◆ Seçilen bölüm
/---

Birlik İlmi
  İLİM VE HAKİKİ BİLGİ
 

İLİM VE HAKİKİ BİLGİ:

Altın Toplum, zaman sayfalarında Düzen Kodlaması yaptı. Işık Kaynakları’nda, Din Tekniği ile Birleşik Işık halinde görev taşıdı. Dönemin sonlarında dürümlenmeye başlayan yürek sayfalanışlarını; tohum olarak, Güçler’in birlikteliği için, görev taşıyanlara katan insan, aşkın şevkinde kendi yolunu bulan Cemaatlerden Kürzi yaşamlar’ı kodladı. Şimdi yaşamsallaşan Birlikler ile yeni bir Zaman Tohumlamasına girişecek. Bu yeni Zaman Tohumlaması Atlanta Otağı’nın üstü olan Ana Yaşam Sayfaları ile kendi yüceliğini tohumlayıp Hak Teknik ile yaratan, ATALANTA OTAĞI olan, Cemaatlerin Birlik Çalışmaları olacak.

Dört Göksözü Sözleşmesi, Dini Yaşamlar’ın, Cevheri Tohumlama ile İlmi Sayfalar’a ulaşması için gerçekleşen bir sözleşmeydi. Bu sözleşme tarfları, diri ve hakiki Birlikler’di. Onlar Can Toplumlar’dan Kuran olan ve Cemaatler’le birleşen, “Cem Sesler”di. Görevleri, dini yaşamları kontrol ile aşmak ve zamanın tahtına Kuran olan İnsan’ı oturtmaktı.

Dört Göksözü Sözleşmesi’nin yapıldığı Cevheri Sayfalar’da dünyanın; Erenler Gücü’nü elde etmesini sağlayacak Birlikleri Kaynağa almak için Cemaatlerle Bütünlük Çalışmaları yapılması, görev olarak herbirinin teknelerinde bulundurulacaktı. O görevi hak edip yaşamsallaştıran Birlik, kontrolu kuracaktı.

\---

◆ Verilen görev 1
Seçilen bölüme göre, görevi hak edip yaşamsallaştıran Birlik ne yapacaktı?
◆ Verilen görev 2
Seçilen bölümün "Birlik İlmi" sözleriyle başlayan ve "Birlik Çalışmaları olacak." sözleriyle biten kısmını olduğu gibi kopyalayın.

◆ Veri kümesi içeriği
/---

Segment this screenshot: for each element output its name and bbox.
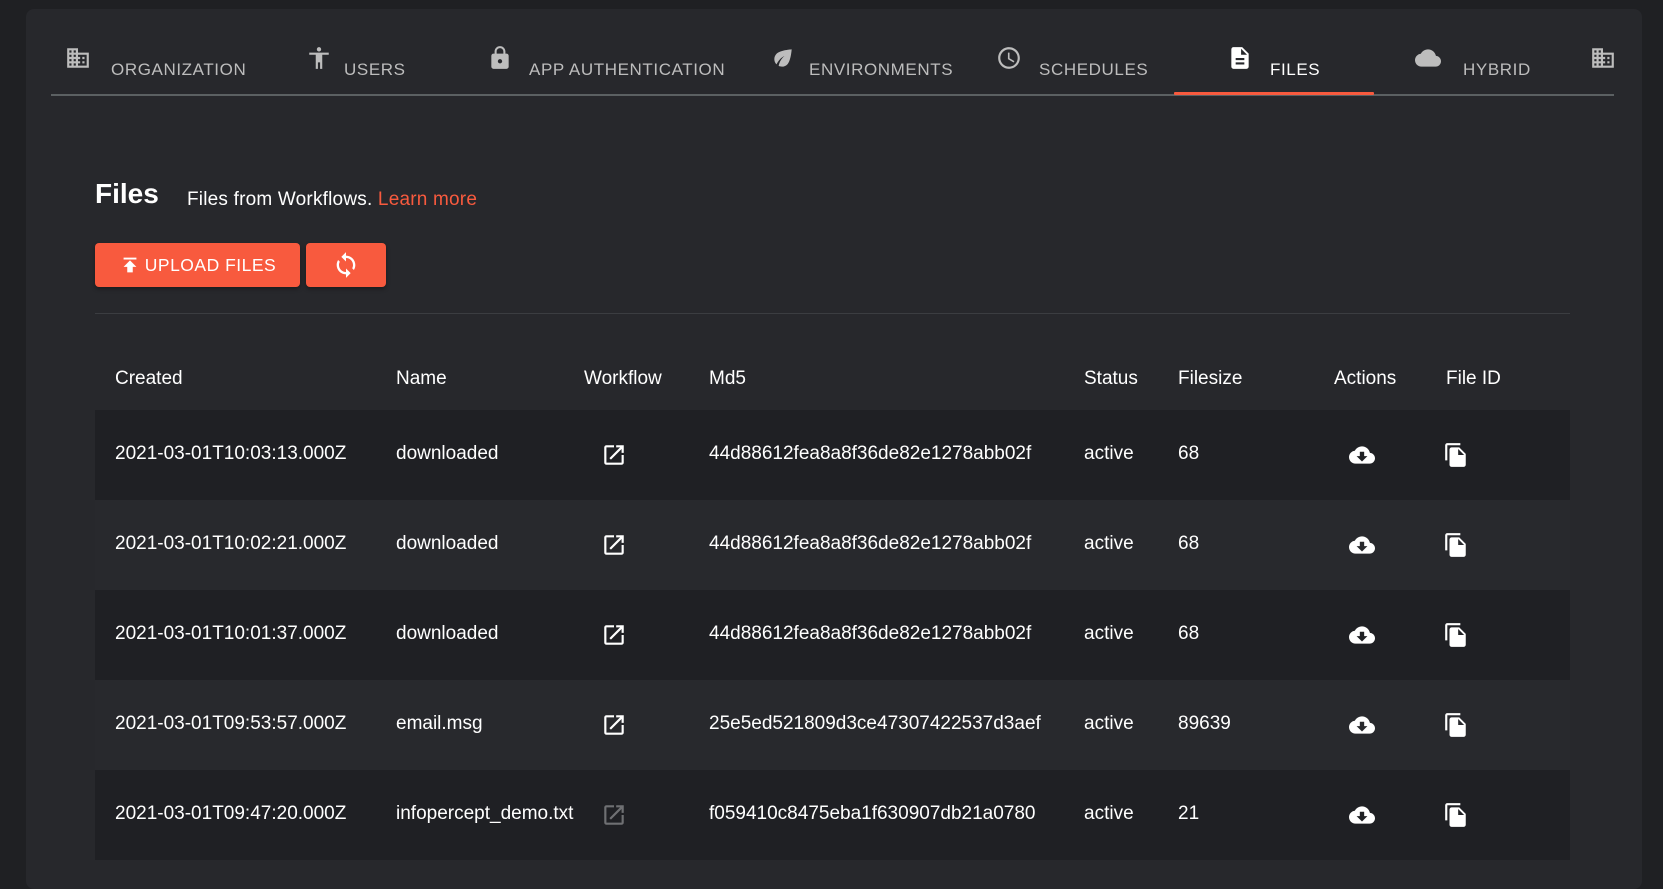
leaf-icon [770, 45, 796, 71]
table-row: 2021-03-01T09:47:20.000Z infopercept_dem… [95, 770, 1570, 860]
tab-label: Schedules [1039, 60, 1149, 79]
cell-status: active [1084, 623, 1134, 644]
table-row: 2021-03-01T10:01:37.000Z downloaded 44d8… [95, 590, 1570, 680]
tab-label: App Authentication [529, 60, 726, 79]
cell-name: email.msg [396, 713, 483, 734]
tab-organization[interactable]: Organization [51, 30, 271, 94]
column-header-md5[interactable]: Md5 [709, 368, 746, 390]
cell-status: active [1084, 803, 1134, 824]
tab-schedules[interactable]: Schedules [996, 30, 1196, 94]
cell-status: active [1084, 713, 1134, 734]
cell-name: downloaded [396, 443, 499, 464]
column-header-actions: Actions [1334, 368, 1397, 389]
refresh-icon [336, 252, 356, 278]
clock-icon [996, 45, 1022, 71]
tab-label: Environments [809, 60, 954, 79]
cloud-download-icon[interactable] [1349, 442, 1375, 468]
cell-md5: 44d88612fea8a8f36de82e1278abb02f [709, 623, 1032, 644]
tab-files[interactable]: Files [1174, 30, 1374, 94]
copy-file-id-icon[interactable] [1443, 532, 1469, 558]
cell-filesize: 21 [1178, 803, 1200, 824]
tab-hybrid[interactable]: Hybrid [1411, 30, 1591, 94]
cell-created: 2021-03-01T10:01:37.000Z [115, 623, 347, 644]
refresh-button[interactable] [306, 243, 386, 287]
description-text: Files from Workflows. [187, 189, 373, 210]
cell-name: infopercept_demo.txt [396, 803, 574, 824]
cell-filesize: 68 [1178, 623, 1200, 644]
cell-name: downloaded [396, 533, 499, 554]
tab-environments[interactable]: Environments [767, 30, 1007, 94]
column-header-workflow[interactable]: Workflow [584, 368, 662, 390]
upload-files-label: UPLOAD FILES [144, 254, 277, 275]
copy-file-id-icon[interactable] [1443, 802, 1469, 828]
upload-icon [123, 257, 137, 273]
table-row: 2021-03-01T10:02:21.000Z downloaded 44d8… [95, 500, 1570, 590]
cell-status: active [1084, 443, 1134, 464]
cloud-icon [1413, 45, 1443, 71]
copy-file-id-icon[interactable] [1443, 622, 1469, 648]
building-icon [1590, 45, 1614, 71]
open-workflow-icon[interactable] [601, 622, 627, 648]
upload-files-button[interactable]: UPLOAD FILES [95, 243, 300, 287]
tab-overflow[interactable] [1590, 30, 1614, 94]
cloud-download-icon[interactable] [1349, 532, 1375, 558]
cell-filesize: 68 [1178, 533, 1200, 554]
cell-md5: 25e5ed521809d3ce47307422537d3aef [709, 713, 1041, 734]
building-icon [65, 45, 91, 71]
tab-app-authentication[interactable]: App Authentication [487, 30, 787, 94]
tab-label: Organization [111, 60, 247, 79]
column-header-created[interactable]: Created [115, 368, 183, 390]
table-header: Created Name Workflow Md5 Status Filesiz… [95, 340, 1570, 410]
active-tab-indicator [1174, 92, 1374, 95]
file-icon [1227, 45, 1253, 71]
cell-filesize: 68 [1178, 443, 1200, 464]
learn-more-link[interactable]: Learn more [378, 189, 477, 210]
table-row: 2021-03-01T09:53:57.000Z email.msg 25e5e… [95, 680, 1570, 770]
open-workflow-icon[interactable] [601, 712, 627, 738]
copy-file-id-icon[interactable] [1443, 712, 1469, 738]
files-table: Created Name Workflow Md5 Status Filesiz… [95, 340, 1570, 860]
table-body: 2021-03-01T10:03:13.000Z downloaded 44d8… [95, 410, 1570, 860]
column-header-file-id: File ID [1446, 368, 1501, 389]
cell-md5: f059410c8475eba1f630907db21a0780 [709, 803, 1036, 824]
table-row: 2021-03-01T10:03:13.000Z downloaded 44d8… [95, 410, 1570, 500]
tab-bar: Organization Users App Authentication En… [51, 30, 1614, 96]
column-header-filesize[interactable]: Filesize [1178, 368, 1242, 390]
open-workflow-icon [601, 802, 627, 828]
page-title: Files [95, 178, 159, 209]
cell-md5: 44d88612fea8a8f36de82e1278abb02f [709, 533, 1032, 554]
column-header-status[interactable]: Status [1084, 368, 1138, 390]
page-description: Files from Workflows. Learn more [187, 189, 477, 211]
section-divider [95, 313, 1570, 314]
cell-filesize: 89639 [1178, 713, 1231, 734]
cell-created: 2021-03-01T09:53:57.000Z [115, 713, 347, 734]
tab-label: Hybrid [1463, 60, 1531, 79]
tab-users[interactable]: Users [306, 30, 476, 94]
accessibility-icon [306, 45, 332, 71]
tab-label: Users [344, 60, 406, 79]
cell-created: 2021-03-01T09:47:20.000Z [115, 803, 347, 824]
open-workflow-icon[interactable] [601, 442, 627, 468]
lock-icon [487, 45, 513, 71]
cloud-download-icon[interactable] [1349, 622, 1375, 648]
cell-name: downloaded [396, 623, 499, 644]
cell-status: active [1084, 533, 1134, 554]
cloud-download-icon[interactable] [1349, 712, 1375, 738]
open-workflow-icon[interactable] [601, 532, 627, 558]
cloud-download-icon[interactable] [1349, 802, 1375, 828]
cell-md5: 44d88612fea8a8f36de82e1278abb02f [709, 443, 1032, 464]
tab-label: Files [1270, 60, 1321, 79]
column-header-name[interactable]: Name [396, 368, 447, 390]
cell-created: 2021-03-01T10:03:13.000Z [115, 443, 347, 464]
copy-file-id-icon[interactable] [1443, 442, 1469, 468]
cell-created: 2021-03-01T10:02:21.000Z [115, 533, 347, 554]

\---

◆ Tam çözüm 1
Kontrolü kuracaktı.

◆ Tam çözüm 2
Birlik İlmi
  İLİM VE HAKİKİ BİLGİ
 

İLİM VE HAKİKİ BİLGİ:

Altın Toplum, zaman sayfalarında Düzen Kodlaması yaptı. Işık Kaynakları’nda, Din Tekniği ile Birleşik Işık halinde görev taşıdı. Dönemin sonlarında dürümlenmeye başlayan yürek sayfalanışlarını; tohum olarak, Güçler’in birlikteliği için, görev taşıyanlara katan insan, aşkın şevkinde kendi yolunu bulan Cemaatlerden Kürzi yaşamlar’ı kodladı. Şimdi yaşamsallaşan Birlikler ile yeni bir Zaman Tohumlamasına girişecek. Bu yeni Zaman Tohumlaması Atlanta Otağı’nın üstü olan Ana Yaşam Sayfaları ile kendi yüceliğini tohumlayıp Hak Teknik ile yaratan, ATALANTA OTAĞI olan, Cemaatlerin Birlik Çalışmaları olacak.